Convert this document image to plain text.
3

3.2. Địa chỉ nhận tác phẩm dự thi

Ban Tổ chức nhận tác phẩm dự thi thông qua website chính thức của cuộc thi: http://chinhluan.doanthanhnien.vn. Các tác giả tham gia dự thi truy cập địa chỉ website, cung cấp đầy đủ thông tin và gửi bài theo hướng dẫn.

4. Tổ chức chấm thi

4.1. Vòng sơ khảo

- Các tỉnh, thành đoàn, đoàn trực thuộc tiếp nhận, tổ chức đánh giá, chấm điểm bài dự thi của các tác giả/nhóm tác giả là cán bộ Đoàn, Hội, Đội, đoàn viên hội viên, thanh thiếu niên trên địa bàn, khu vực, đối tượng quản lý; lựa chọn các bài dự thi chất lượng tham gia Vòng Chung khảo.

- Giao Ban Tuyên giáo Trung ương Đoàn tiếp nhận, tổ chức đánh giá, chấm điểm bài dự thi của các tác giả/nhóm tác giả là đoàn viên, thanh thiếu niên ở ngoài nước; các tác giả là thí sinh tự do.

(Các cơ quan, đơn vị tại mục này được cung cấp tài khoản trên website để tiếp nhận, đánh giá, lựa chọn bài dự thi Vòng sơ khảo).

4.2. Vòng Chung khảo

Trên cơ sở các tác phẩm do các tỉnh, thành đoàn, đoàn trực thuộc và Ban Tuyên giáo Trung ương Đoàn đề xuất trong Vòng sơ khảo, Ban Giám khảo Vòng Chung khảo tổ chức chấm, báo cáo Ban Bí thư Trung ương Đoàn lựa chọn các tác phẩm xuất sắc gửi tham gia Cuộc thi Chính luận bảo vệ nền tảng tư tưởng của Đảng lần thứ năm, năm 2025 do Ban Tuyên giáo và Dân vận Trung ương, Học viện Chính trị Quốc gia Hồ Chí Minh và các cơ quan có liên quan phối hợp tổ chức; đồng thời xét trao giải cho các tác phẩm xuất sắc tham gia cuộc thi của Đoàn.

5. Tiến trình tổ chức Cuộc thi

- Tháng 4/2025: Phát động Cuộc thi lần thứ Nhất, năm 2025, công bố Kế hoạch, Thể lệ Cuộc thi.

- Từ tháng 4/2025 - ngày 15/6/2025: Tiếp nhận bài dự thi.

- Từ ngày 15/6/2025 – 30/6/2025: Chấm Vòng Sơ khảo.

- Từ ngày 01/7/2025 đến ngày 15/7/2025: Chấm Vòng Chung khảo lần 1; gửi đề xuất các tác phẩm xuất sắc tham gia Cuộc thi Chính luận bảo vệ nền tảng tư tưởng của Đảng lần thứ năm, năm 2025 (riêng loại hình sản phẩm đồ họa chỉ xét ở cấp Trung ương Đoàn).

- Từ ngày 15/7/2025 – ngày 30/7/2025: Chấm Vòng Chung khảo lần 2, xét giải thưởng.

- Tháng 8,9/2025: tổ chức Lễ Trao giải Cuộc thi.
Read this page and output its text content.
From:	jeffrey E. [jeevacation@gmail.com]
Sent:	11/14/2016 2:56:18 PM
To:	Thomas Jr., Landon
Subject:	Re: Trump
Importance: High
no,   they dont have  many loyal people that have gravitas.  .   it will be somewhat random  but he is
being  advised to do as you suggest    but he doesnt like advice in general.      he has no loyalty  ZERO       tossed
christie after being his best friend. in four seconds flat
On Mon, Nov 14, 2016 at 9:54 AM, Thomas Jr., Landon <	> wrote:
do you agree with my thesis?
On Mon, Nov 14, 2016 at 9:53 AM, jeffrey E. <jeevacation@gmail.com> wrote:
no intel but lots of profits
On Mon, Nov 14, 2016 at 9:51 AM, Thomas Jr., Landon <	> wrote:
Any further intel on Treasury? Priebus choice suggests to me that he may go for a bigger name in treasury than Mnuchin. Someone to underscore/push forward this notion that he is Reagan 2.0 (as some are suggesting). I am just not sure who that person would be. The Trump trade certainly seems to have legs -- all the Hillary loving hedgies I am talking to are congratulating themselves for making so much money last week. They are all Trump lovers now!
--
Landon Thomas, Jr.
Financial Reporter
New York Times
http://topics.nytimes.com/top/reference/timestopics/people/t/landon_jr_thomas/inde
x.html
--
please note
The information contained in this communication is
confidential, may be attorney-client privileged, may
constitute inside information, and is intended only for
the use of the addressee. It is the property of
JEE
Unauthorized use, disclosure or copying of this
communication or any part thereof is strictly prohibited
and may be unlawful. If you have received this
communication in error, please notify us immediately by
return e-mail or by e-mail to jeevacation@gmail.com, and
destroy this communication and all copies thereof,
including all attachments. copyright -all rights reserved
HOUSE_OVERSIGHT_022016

=== GIVEN TASK ===
Copy down every line of the material above that includes the string "information".

=== RESULT OF THE TASK ===
The information contained in this communication is
constitute inside information, and is intended only for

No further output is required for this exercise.